● **RAW RECORDS**:
----

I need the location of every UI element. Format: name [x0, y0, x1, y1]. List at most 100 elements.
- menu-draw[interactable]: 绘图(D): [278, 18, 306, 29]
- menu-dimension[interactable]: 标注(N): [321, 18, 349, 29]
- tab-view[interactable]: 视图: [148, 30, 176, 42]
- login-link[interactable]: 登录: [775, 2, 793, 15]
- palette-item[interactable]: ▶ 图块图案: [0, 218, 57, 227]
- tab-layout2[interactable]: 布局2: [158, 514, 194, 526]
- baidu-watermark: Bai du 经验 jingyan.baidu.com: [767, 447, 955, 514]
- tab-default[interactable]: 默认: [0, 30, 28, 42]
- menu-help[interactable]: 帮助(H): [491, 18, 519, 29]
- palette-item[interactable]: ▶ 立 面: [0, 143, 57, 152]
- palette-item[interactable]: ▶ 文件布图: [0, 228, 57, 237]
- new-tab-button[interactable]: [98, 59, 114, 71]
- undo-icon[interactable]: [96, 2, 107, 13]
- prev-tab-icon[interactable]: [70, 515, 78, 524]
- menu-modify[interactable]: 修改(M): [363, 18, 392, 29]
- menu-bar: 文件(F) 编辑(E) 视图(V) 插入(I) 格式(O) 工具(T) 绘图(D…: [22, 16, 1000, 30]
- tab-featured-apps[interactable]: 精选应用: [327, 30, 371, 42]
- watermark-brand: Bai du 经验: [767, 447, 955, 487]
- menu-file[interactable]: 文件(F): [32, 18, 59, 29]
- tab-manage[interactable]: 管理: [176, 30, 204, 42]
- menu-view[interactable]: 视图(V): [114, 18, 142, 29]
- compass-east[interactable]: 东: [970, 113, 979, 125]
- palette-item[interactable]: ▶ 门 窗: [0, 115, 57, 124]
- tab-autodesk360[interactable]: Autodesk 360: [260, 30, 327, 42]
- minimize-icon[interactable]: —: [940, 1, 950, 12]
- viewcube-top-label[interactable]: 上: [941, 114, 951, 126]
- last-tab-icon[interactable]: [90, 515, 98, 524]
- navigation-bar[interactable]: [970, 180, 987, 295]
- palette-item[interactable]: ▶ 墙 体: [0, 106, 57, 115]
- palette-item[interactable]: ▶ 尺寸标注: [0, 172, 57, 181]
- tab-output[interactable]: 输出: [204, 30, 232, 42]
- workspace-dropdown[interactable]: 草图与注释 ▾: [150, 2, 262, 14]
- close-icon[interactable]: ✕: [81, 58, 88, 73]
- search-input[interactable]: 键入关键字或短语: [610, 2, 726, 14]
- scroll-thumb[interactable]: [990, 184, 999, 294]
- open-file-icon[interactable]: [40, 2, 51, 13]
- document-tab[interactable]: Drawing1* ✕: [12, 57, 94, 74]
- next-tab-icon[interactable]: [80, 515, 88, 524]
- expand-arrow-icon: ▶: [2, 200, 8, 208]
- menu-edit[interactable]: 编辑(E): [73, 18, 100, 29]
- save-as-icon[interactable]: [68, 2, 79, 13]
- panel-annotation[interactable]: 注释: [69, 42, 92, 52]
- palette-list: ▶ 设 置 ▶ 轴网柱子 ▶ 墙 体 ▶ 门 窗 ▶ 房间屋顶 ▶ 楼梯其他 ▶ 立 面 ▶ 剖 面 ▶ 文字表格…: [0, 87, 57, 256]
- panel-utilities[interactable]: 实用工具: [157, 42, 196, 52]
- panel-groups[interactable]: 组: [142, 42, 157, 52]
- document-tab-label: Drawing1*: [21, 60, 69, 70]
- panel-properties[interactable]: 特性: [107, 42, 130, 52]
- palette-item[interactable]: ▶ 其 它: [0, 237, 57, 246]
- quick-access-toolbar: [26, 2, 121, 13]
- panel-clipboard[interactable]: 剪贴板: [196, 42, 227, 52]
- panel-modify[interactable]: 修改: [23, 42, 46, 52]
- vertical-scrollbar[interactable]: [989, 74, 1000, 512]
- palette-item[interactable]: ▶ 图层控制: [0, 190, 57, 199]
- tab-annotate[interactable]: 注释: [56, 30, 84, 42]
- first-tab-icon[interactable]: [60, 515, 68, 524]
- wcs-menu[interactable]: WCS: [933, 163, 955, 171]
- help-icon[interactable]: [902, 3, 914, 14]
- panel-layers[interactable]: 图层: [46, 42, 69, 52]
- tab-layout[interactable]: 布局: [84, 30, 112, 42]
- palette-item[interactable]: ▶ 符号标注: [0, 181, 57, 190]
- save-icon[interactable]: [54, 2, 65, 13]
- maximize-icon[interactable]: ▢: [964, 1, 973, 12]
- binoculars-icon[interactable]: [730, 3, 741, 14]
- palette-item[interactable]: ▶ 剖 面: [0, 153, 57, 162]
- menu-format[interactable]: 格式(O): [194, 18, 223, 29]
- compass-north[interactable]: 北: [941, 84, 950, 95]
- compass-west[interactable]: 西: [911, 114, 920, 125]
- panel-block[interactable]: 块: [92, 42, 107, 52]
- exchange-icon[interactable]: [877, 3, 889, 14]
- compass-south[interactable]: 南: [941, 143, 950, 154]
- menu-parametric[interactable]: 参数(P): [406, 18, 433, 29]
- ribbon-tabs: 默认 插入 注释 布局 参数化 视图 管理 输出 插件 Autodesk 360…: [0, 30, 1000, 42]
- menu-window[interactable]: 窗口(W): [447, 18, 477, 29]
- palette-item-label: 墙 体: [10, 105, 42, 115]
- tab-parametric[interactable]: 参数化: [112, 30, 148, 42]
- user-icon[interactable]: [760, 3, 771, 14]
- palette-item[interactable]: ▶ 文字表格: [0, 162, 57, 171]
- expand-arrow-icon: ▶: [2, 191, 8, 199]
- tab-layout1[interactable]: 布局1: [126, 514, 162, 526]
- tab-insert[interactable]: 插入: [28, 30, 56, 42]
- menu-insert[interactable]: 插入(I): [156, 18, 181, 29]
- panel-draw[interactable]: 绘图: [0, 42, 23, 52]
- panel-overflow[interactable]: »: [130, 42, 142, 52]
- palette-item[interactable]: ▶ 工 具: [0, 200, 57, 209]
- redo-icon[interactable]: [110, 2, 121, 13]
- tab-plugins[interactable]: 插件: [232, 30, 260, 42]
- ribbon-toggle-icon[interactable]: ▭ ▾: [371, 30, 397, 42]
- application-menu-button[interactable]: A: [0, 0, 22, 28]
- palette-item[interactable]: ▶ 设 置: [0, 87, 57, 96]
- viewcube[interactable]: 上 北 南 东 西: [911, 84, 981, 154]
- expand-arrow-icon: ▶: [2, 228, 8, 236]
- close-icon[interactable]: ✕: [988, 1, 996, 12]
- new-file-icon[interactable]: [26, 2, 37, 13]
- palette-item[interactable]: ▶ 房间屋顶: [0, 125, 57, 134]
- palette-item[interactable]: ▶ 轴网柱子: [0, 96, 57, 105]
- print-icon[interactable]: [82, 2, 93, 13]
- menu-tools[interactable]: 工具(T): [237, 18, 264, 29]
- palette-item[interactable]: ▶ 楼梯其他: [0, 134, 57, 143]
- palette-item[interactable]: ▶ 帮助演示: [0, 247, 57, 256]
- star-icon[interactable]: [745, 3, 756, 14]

----

● **TASK DESCRIPTION**:
Would you copy out the material, from its first line up to and including the line containing "- tab-output[interactable]: 输出: [204, 30, 232, 42]"?

● **FINAL RESULT**:
I need the location of every UI element. Format: name [x0, y0, x1, y1]. List at most 100 elements.
- menu-draw[interactable]: 绘图(D): [278, 18, 306, 29]
- menu-dimension[interactable]: 标注(N): [321, 18, 349, 29]
- tab-view[interactable]: 视图: [148, 30, 176, 42]
- login-link[interactable]: 登录: [775, 2, 793, 15]
- palette-item[interactable]: ▶ 图块图案: [0, 218, 57, 227]
- tab-layout2[interactable]: 布局2: [158, 514, 194, 526]
- baidu-watermark: Bai du 经验 jingyan.baidu.com: [767, 447, 955, 514]
- tab-default[interactable]: 默认: [0, 30, 28, 42]
- menu-help[interactable]: 帮助(H): [491, 18, 519, 29]
- palette-item[interactable]: ▶ 立 面: [0, 143, 57, 152]
- palette-item[interactable]: ▶ 文件布图: [0, 228, 57, 237]
- new-tab-button[interactable]: [98, 59, 114, 71]
- undo-icon[interactable]: [96, 2, 107, 13]
- prev-tab-icon[interactable]: [70, 515, 78, 524]
- menu-modify[interactable]: 修改(M): [363, 18, 392, 29]
- menu-bar: 文件(F) 编辑(E) 视图(V) 插入(I) 格式(O) 工具(T) 绘图(D…: [22, 16, 1000, 30]
- tab-featured-apps[interactable]: 精选应用: [327, 30, 371, 42]
- watermark-brand: Bai du 经验: [767, 447, 955, 487]
- menu-file[interactable]: 文件(F): [32, 18, 59, 29]
- tab-manage[interactable]: 管理: [176, 30, 204, 42]
- menu-view[interactable]: 视图(V): [114, 18, 142, 29]
- compass-east[interactable]: 东: [970, 113, 979, 125]
- palette-item[interactable]: ▶ 门 窗: [0, 115, 57, 124]
- tab-autodesk360[interactable]: Autodesk 360: [260, 30, 327, 42]
- minimize-icon[interactable]: —: [940, 1, 950, 12]
- viewcube-top-label[interactable]: 上: [941, 114, 951, 126]
- last-tab-icon[interactable]: [90, 515, 98, 524]
- navigation-bar[interactable]: [970, 180, 987, 295]
- palette-item[interactable]: ▶ 墙 体: [0, 106, 57, 115]
- palette-item[interactable]: ▶ 尺寸标注: [0, 172, 57, 181]
- tab-output[interactable]: 输出: [204, 30, 232, 42]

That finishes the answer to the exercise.